• **WHAT IS REQUIRED**: State only the number of lines that contain the string "grid".

-- START INFORMATION SUPPLIED --

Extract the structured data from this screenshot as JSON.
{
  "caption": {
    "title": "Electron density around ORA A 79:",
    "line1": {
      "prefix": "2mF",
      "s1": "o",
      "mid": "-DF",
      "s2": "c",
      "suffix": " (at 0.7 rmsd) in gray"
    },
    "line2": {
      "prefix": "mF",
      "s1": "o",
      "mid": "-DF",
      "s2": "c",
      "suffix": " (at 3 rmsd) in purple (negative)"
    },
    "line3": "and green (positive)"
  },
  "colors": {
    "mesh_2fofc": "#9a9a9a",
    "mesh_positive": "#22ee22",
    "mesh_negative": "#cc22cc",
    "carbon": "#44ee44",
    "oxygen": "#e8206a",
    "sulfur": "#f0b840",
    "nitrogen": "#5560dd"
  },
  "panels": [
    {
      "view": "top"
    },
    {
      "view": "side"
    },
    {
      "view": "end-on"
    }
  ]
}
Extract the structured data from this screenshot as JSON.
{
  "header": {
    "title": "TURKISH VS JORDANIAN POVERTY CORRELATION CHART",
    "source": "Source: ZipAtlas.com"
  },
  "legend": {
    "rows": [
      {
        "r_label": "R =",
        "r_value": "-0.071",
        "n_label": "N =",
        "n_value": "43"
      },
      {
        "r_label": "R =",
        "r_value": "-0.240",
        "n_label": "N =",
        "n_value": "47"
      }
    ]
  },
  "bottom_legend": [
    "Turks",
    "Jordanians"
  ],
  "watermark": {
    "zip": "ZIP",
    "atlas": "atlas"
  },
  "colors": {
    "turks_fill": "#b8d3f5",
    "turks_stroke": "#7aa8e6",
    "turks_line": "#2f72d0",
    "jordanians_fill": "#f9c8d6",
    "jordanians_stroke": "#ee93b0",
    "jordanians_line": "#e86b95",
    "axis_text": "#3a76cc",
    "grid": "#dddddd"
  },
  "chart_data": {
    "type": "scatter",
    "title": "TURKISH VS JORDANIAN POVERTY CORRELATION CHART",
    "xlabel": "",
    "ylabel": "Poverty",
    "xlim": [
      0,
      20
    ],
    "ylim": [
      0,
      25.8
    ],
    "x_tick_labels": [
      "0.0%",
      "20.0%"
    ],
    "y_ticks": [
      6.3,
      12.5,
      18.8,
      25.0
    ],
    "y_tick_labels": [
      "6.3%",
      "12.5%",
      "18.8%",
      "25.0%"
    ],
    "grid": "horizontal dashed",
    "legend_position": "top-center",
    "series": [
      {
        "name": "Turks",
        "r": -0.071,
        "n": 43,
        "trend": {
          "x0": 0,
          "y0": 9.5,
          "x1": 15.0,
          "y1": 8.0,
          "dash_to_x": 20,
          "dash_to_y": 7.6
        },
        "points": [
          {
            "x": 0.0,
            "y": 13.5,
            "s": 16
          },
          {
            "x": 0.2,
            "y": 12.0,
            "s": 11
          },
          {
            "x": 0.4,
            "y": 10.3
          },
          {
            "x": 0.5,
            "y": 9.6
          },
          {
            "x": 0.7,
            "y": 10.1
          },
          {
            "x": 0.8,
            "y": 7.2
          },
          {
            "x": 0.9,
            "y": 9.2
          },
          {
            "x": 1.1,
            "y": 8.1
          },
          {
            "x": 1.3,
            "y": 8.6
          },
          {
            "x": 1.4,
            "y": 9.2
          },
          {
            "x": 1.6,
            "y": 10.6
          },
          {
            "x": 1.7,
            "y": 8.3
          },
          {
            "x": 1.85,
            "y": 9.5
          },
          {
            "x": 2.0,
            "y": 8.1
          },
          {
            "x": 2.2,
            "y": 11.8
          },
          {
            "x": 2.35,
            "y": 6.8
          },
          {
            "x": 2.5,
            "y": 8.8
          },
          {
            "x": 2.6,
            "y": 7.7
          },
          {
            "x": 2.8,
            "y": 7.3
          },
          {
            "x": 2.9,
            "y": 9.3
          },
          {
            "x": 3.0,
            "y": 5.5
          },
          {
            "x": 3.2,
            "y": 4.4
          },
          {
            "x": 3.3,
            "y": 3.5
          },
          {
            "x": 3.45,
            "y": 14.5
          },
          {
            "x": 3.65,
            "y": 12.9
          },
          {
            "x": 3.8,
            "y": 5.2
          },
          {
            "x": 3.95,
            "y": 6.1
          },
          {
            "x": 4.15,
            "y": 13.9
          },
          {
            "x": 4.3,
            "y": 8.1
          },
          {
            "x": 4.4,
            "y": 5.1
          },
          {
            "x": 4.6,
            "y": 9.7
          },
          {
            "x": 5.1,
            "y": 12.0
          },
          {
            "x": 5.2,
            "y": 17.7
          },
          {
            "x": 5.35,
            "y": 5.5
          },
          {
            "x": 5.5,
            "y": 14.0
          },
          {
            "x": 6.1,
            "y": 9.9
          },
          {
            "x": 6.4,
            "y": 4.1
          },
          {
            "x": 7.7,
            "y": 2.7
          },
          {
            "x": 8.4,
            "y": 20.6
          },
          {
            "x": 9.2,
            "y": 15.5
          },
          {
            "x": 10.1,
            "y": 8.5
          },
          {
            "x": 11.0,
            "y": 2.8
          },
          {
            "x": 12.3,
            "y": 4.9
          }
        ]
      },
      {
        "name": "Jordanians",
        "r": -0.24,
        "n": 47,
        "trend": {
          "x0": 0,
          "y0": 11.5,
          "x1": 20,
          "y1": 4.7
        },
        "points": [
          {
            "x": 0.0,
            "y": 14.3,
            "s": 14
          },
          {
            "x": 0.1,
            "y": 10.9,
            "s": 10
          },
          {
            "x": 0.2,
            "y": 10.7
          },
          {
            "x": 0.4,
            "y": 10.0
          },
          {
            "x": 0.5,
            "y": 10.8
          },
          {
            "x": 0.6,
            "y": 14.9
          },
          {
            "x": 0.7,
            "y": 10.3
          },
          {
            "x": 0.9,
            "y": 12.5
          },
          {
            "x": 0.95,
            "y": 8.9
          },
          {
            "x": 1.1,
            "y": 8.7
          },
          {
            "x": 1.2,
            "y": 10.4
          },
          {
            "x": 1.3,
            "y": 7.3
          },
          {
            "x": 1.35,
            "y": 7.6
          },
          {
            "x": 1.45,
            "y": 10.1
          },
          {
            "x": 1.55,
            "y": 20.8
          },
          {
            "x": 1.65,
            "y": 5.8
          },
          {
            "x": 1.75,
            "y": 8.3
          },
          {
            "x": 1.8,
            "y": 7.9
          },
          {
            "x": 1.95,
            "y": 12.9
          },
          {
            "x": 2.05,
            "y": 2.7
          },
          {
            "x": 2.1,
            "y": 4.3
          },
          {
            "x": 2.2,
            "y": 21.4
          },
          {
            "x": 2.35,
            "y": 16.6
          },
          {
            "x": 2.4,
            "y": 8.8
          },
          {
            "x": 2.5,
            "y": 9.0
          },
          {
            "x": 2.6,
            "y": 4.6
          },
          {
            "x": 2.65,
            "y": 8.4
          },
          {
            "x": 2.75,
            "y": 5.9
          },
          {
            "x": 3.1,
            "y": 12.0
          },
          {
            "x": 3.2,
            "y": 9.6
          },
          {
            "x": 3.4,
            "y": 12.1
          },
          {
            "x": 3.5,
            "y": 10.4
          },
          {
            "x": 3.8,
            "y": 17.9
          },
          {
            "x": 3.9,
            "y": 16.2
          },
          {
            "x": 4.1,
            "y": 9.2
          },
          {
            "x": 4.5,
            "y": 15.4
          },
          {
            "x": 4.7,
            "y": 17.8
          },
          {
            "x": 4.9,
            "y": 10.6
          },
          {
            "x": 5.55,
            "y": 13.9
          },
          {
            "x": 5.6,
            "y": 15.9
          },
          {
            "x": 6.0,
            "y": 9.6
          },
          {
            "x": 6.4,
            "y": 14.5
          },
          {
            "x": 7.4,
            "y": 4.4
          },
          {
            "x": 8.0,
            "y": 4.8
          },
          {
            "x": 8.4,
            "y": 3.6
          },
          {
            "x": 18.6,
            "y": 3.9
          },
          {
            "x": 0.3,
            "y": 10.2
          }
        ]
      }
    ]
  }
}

-- END INFORMATION SUPPLIED --

• **THE OUTPUT**: 2